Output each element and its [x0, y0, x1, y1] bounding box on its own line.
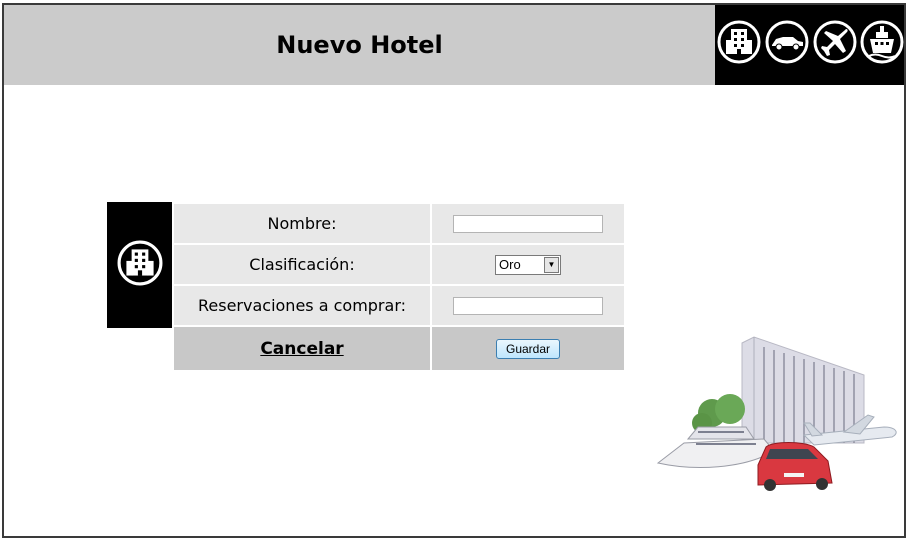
nombre-cell — [432, 204, 624, 243]
reservaciones-label: Reservaciones a comprar: — [174, 286, 430, 325]
reservaciones-input[interactable] — [453, 296, 603, 315]
nombre-label: Nombre: — [174, 204, 430, 243]
header-bar: Nuevo Hotel — [4, 5, 715, 85]
ship-icon[interactable] — [860, 20, 904, 64]
airplane-icon[interactable] — [813, 20, 857, 64]
form-row-nombre: Nombre: — [174, 204, 624, 243]
clasificacion-cell: Oro ▼ — [432, 245, 624, 284]
form-row-reservaciones: Reservaciones a comprar: — [174, 286, 624, 325]
clasificacion-select[interactable]: Oro ▼ — [495, 254, 561, 275]
travel-collage-image — [656, 336, 897, 491]
reservaciones-cell — [432, 286, 624, 325]
nombre-input[interactable] — [453, 214, 603, 233]
clasificacion-label: Clasificación: — [174, 245, 430, 284]
chevron-down-icon[interactable]: ▼ — [544, 256, 559, 273]
save-cell: Guardar — [432, 327, 624, 370]
hotel-form: Nombre: Clasificación: Oro ▼ Reservacion… — [172, 202, 626, 372]
hotel-icon — [117, 240, 163, 286]
hotel-icon[interactable] — [717, 20, 761, 64]
nav-icon-bar — [715, 5, 904, 85]
page-title: Nuevo Hotel — [276, 31, 443, 59]
clasificacion-selected-value: Oro — [499, 256, 521, 272]
cancel-link[interactable]: Cancelar — [260, 339, 343, 359]
save-button[interactable]: Guardar — [495, 339, 561, 359]
form-actions-row: Cancelar Guardar — [174, 327, 624, 370]
page-frame: Nuevo Hotel Nombre: Clasificación: Oro ▼… — [2, 3, 906, 538]
car-icon[interactable] — [765, 20, 809, 64]
form-row-clasificacion: Clasificación: Oro ▼ — [174, 245, 624, 284]
cancel-cell: Cancelar — [174, 327, 430, 370]
section-icon-panel — [107, 202, 172, 328]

**Stated goal**
Copy out every line of the material above word for word, omitting the pictures.

**Task answer**
Output each element and its [x0, y0, x1, y1] bounding box on its own line.
nombre-cell — [432, 204, 624, 243]
reservaciones-label: Reservaciones a comprar: — [174, 286, 430, 325]
reservaciones-input[interactable] — [453, 296, 603, 315]
nombre-label: Nombre: — [174, 204, 430, 243]
header-bar: Nuevo Hotel — [4, 5, 715, 85]
ship-icon[interactable] — [860, 20, 904, 64]
airplane-icon[interactable] — [813, 20, 857, 64]
form-row-nombre: Nombre: — [174, 204, 624, 243]
clasificacion-cell: Oro ▼ — [432, 245, 624, 284]
form-row-reservaciones: Reservaciones a comprar: — [174, 286, 624, 325]
clasificacion-select[interactable]: Oro ▼ — [495, 254, 561, 275]
travel-collage-image — [656, 336, 897, 491]
reservaciones-cell — [432, 286, 624, 325]
nombre-input[interactable] — [453, 214, 603, 233]
clasificacion-label: Clasificación: — [174, 245, 430, 284]
chevron-down-icon[interactable]: ▼ — [544, 256, 559, 273]
save-cell: Guardar — [432, 327, 624, 370]
hotel-form: Nombre: Clasificación: Oro ▼ Reservacion… — [172, 202, 626, 372]
hotel-icon — [117, 240, 163, 286]
hotel-icon[interactable] — [717, 20, 761, 64]
nav-icon-bar — [715, 5, 904, 85]
page-title: Nuevo Hotel — [276, 31, 443, 59]
clasificacion-selected-value: Oro — [499, 256, 521, 272]
cancel-link[interactable]: Cancelar — [260, 339, 343, 359]
save-button[interactable]: Guardar — [495, 339, 561, 359]
form-actions-row: Cancelar Guardar — [174, 327, 624, 370]
page-frame: Nuevo Hotel Nombre: Clasificación: Oro ▼… — [2, 3, 906, 538]
car-icon[interactable] — [765, 20, 809, 64]
form-row-clasificacion: Clasificación: Oro ▼ — [174, 245, 624, 284]
cancel-cell: Cancelar — [174, 327, 430, 370]
section-icon-panel — [107, 202, 172, 328]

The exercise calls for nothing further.